**Your task**
Check each line of the listing below for the string "物体的半径减小时", and give only how many lines hold it.

**Data shown**
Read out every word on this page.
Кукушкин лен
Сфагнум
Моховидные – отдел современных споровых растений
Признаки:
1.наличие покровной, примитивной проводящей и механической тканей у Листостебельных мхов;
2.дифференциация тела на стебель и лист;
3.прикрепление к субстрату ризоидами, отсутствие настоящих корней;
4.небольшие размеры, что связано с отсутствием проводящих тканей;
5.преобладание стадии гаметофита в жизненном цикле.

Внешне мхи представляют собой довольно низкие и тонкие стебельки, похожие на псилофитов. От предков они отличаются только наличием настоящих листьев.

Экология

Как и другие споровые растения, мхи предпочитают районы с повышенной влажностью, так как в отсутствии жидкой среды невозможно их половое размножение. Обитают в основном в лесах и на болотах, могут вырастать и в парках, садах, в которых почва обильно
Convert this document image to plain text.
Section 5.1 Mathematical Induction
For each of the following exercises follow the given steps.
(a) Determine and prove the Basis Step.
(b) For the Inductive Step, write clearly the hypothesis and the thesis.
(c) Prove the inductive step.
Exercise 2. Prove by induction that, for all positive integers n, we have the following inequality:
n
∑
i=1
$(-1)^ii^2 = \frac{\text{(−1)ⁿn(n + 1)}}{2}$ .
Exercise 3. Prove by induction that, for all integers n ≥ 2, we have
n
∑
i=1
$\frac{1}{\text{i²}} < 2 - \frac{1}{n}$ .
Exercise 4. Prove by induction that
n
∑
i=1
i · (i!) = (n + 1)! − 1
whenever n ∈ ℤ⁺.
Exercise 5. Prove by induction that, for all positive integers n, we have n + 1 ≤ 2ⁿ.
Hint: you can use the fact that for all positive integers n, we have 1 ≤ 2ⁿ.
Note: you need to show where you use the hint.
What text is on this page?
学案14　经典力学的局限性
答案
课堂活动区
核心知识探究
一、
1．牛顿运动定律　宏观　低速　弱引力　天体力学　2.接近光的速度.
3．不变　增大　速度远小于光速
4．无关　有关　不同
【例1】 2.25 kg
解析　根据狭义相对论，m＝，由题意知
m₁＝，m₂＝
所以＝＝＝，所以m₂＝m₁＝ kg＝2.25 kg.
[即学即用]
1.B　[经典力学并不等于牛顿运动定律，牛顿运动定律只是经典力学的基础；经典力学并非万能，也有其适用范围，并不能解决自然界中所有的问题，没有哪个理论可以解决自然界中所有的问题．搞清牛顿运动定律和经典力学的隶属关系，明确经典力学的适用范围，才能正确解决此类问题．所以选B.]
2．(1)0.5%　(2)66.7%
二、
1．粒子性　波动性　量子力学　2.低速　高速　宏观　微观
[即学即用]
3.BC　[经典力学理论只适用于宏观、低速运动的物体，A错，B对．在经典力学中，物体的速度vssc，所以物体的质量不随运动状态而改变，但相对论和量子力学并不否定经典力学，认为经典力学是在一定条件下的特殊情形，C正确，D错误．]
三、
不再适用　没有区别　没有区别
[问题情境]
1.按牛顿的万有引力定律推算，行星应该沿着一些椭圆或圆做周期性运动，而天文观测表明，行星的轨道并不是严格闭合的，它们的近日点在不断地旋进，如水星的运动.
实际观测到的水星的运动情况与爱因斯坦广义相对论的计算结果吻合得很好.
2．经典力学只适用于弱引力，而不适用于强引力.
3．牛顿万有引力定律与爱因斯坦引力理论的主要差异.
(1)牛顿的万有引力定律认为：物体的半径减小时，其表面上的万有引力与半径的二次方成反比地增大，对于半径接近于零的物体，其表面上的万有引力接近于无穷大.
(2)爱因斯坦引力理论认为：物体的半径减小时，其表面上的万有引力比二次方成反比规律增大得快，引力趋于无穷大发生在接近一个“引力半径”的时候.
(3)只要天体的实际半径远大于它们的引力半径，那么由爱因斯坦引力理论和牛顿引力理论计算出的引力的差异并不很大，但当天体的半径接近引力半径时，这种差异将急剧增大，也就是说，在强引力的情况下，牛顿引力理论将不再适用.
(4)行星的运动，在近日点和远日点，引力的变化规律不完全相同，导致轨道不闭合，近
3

**Result of the task**
2